>> begin

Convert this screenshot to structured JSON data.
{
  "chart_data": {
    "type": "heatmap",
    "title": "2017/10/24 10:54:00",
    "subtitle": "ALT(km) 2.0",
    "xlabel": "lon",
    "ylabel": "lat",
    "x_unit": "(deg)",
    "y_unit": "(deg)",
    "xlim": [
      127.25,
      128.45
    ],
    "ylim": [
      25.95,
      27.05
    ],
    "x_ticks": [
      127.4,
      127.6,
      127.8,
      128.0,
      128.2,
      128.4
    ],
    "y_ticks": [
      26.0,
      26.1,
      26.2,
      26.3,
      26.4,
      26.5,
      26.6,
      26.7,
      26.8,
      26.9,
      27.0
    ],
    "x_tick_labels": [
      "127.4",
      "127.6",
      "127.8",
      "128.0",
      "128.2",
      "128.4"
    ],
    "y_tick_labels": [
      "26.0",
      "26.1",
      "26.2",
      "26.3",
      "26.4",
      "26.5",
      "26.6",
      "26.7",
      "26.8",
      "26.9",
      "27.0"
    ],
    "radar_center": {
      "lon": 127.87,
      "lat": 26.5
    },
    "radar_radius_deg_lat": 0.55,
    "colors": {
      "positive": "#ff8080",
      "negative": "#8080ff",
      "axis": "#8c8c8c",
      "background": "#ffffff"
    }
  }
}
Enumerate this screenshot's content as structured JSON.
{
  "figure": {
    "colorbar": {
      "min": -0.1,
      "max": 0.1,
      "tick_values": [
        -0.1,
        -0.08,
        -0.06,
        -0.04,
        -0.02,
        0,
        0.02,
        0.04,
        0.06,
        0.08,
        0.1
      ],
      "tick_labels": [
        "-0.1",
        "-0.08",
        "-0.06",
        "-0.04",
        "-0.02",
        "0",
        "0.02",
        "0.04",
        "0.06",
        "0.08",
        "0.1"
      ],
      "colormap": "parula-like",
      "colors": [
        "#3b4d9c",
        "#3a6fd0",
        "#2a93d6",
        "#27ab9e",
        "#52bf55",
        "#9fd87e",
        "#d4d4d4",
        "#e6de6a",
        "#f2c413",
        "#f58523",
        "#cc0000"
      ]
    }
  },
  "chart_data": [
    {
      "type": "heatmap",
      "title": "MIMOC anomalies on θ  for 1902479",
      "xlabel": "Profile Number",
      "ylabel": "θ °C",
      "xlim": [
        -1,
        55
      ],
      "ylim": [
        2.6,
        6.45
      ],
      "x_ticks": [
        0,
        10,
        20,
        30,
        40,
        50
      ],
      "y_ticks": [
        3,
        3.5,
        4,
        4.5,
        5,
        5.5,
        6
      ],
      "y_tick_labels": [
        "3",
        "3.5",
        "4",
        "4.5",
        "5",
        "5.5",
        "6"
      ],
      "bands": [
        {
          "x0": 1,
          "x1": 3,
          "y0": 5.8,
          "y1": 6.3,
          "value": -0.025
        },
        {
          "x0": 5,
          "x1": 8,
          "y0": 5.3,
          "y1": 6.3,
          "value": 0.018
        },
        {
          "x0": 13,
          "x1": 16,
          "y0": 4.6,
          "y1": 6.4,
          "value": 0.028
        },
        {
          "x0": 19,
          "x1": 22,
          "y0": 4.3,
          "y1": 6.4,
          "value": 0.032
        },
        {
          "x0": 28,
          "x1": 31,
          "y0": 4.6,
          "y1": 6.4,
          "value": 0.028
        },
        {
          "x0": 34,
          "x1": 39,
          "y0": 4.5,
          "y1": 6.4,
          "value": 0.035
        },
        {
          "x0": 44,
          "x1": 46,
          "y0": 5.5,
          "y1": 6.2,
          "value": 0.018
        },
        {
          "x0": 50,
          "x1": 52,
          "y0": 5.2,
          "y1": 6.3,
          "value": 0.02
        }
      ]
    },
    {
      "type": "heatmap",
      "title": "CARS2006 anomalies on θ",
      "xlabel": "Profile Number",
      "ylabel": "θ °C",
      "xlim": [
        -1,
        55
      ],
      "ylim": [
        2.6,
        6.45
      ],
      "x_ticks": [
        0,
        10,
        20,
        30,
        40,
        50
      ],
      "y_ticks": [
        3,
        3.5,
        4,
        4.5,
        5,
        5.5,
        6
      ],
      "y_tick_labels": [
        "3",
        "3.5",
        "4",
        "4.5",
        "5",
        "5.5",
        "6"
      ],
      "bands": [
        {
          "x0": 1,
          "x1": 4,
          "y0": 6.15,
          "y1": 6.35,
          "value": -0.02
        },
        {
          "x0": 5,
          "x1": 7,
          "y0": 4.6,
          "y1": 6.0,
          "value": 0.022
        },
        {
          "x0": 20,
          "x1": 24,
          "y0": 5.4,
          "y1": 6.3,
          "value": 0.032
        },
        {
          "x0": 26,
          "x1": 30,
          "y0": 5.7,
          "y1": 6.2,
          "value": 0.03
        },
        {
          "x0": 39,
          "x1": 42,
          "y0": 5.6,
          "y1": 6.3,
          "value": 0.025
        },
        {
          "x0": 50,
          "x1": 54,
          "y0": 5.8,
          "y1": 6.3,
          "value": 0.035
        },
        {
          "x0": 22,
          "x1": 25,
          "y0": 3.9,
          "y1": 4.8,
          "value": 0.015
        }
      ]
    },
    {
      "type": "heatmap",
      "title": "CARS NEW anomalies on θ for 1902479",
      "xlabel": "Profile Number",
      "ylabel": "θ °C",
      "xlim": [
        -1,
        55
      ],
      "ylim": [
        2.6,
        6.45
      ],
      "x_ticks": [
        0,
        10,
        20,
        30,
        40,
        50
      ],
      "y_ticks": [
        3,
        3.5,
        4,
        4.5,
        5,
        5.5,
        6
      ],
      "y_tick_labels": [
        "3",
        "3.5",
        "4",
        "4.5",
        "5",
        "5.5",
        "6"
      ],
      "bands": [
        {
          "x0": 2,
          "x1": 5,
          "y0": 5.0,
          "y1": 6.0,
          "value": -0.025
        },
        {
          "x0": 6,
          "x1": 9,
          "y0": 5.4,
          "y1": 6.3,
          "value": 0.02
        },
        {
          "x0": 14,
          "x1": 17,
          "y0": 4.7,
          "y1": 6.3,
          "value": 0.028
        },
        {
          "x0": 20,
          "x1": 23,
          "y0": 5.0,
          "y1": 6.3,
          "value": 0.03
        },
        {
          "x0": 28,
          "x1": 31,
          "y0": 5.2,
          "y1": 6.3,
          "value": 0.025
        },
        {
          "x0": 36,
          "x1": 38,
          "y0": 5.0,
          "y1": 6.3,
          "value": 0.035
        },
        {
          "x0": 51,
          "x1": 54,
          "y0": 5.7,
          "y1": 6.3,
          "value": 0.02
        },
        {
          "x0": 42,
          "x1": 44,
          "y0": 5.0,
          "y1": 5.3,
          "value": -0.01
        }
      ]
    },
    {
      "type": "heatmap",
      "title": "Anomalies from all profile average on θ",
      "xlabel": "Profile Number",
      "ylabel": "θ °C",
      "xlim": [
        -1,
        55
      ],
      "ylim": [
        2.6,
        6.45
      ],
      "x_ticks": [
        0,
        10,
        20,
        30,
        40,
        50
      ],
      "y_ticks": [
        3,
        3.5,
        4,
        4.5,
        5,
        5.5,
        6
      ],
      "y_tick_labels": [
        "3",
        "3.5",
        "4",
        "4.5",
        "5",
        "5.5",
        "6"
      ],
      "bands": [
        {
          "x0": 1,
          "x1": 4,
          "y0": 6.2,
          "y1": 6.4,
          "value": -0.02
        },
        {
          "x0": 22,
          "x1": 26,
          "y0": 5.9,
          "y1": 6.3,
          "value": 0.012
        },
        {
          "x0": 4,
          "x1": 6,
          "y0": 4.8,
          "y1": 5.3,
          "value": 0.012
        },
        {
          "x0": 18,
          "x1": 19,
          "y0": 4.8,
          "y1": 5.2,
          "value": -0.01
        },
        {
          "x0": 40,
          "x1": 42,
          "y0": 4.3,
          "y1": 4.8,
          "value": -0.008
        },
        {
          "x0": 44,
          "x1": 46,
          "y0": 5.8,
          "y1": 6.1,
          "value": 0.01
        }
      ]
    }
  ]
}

>> end

*Your objective*
Lines from the records above that hold "JSON" are the ones to list.

*Answer to this task*
Convert this screenshot to structured JSON data.
Enumerate this screenshot's content as structured JSON.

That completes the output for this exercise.